Recorded data:
☆ ☆ ☆
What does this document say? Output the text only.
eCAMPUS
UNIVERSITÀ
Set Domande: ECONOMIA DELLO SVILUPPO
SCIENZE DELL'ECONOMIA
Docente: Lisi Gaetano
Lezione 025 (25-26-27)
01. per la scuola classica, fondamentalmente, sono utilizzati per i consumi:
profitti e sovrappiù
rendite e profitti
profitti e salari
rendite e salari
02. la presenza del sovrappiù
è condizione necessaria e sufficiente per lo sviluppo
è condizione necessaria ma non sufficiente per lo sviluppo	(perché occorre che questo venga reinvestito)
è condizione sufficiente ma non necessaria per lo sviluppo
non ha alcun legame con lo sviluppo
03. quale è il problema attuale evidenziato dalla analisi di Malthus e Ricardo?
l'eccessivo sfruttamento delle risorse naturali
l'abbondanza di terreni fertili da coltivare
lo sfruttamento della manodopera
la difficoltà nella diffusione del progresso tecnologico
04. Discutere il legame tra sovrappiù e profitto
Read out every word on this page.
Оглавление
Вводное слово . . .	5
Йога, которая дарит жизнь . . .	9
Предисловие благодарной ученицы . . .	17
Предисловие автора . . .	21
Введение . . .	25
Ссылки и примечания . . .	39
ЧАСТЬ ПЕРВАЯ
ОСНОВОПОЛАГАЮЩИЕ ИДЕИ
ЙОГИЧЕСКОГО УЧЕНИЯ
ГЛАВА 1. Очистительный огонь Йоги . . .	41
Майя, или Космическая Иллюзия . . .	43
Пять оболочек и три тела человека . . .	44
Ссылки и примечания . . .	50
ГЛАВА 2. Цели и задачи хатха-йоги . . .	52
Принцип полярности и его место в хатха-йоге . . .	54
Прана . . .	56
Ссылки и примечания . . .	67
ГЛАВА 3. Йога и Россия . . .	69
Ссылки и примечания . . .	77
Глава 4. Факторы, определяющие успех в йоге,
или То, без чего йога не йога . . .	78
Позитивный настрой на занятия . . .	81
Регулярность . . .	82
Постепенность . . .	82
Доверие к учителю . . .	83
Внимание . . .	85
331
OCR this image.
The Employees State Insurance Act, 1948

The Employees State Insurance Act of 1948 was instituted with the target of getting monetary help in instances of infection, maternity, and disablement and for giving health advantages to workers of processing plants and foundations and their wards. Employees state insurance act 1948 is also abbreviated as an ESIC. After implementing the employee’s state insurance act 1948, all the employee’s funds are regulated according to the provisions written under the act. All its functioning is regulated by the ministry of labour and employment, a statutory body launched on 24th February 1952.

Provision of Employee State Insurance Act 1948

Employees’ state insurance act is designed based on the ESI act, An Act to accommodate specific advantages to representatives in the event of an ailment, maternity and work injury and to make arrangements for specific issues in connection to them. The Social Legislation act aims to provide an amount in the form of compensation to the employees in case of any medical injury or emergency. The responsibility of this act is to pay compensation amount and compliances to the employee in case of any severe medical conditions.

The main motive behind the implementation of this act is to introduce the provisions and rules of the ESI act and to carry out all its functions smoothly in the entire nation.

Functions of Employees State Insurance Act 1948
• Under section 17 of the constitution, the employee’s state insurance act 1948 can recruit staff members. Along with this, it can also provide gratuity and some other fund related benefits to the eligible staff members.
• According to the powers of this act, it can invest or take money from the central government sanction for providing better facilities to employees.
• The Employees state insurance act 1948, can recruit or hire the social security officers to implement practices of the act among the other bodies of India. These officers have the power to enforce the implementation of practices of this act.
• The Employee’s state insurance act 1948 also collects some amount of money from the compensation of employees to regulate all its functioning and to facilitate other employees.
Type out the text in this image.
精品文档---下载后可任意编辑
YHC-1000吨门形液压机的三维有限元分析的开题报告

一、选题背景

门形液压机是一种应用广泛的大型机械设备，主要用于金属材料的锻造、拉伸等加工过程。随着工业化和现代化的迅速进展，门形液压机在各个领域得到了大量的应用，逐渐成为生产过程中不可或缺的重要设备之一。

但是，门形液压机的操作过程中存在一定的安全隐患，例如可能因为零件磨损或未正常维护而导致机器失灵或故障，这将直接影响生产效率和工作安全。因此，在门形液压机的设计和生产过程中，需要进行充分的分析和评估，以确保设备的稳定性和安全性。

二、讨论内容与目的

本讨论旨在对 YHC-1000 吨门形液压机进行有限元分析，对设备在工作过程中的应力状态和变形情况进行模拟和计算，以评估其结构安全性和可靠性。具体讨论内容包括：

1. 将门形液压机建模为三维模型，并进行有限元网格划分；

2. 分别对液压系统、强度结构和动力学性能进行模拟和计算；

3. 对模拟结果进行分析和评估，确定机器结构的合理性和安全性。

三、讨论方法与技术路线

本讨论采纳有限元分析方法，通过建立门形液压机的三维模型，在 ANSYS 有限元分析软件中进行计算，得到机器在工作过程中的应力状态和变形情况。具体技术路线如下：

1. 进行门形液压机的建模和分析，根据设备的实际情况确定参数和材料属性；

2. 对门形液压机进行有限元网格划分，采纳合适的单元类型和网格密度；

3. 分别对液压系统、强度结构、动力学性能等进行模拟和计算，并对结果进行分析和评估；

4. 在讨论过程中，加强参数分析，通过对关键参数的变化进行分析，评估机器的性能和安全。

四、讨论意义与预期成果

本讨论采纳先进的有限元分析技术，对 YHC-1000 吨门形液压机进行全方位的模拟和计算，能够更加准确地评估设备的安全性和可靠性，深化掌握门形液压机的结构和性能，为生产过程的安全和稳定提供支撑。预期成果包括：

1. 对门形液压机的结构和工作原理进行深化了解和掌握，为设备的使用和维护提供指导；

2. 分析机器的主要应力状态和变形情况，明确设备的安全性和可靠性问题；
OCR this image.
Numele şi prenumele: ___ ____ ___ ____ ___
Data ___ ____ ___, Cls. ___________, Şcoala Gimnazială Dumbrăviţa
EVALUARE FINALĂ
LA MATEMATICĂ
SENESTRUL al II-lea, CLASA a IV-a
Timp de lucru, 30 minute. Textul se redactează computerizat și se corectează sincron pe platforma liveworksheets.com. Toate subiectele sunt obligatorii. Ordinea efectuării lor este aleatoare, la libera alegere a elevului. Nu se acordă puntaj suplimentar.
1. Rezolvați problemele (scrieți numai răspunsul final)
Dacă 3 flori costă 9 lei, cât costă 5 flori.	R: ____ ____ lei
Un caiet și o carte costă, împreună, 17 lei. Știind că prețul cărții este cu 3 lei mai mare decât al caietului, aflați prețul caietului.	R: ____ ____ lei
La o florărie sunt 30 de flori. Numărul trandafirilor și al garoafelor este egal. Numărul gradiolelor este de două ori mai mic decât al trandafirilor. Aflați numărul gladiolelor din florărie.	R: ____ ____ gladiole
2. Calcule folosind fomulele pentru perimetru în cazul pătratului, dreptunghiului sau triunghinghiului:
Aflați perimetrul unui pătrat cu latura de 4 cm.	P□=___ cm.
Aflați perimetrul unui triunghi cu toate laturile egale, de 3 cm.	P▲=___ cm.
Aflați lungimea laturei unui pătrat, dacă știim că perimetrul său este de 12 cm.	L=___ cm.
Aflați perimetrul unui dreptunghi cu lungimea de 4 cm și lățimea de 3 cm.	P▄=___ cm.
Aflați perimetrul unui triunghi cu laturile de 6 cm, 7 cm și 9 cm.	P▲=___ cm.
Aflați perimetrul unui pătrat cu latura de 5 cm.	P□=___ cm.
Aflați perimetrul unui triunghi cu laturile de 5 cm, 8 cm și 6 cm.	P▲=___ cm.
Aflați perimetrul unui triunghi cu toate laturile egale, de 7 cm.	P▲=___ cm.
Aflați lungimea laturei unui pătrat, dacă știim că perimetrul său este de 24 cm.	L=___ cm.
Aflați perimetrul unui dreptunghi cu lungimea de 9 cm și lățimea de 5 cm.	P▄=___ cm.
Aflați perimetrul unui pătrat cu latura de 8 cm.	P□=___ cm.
☆ ☆ ☆
Exercise aim: Pull out all lines containing "примечания".

Answer below:
Ссылки и примечания . . .	39
Ссылки и примечания . . .	50
Ссылки и примечания . . .	67
Ссылки и примечания . . .	77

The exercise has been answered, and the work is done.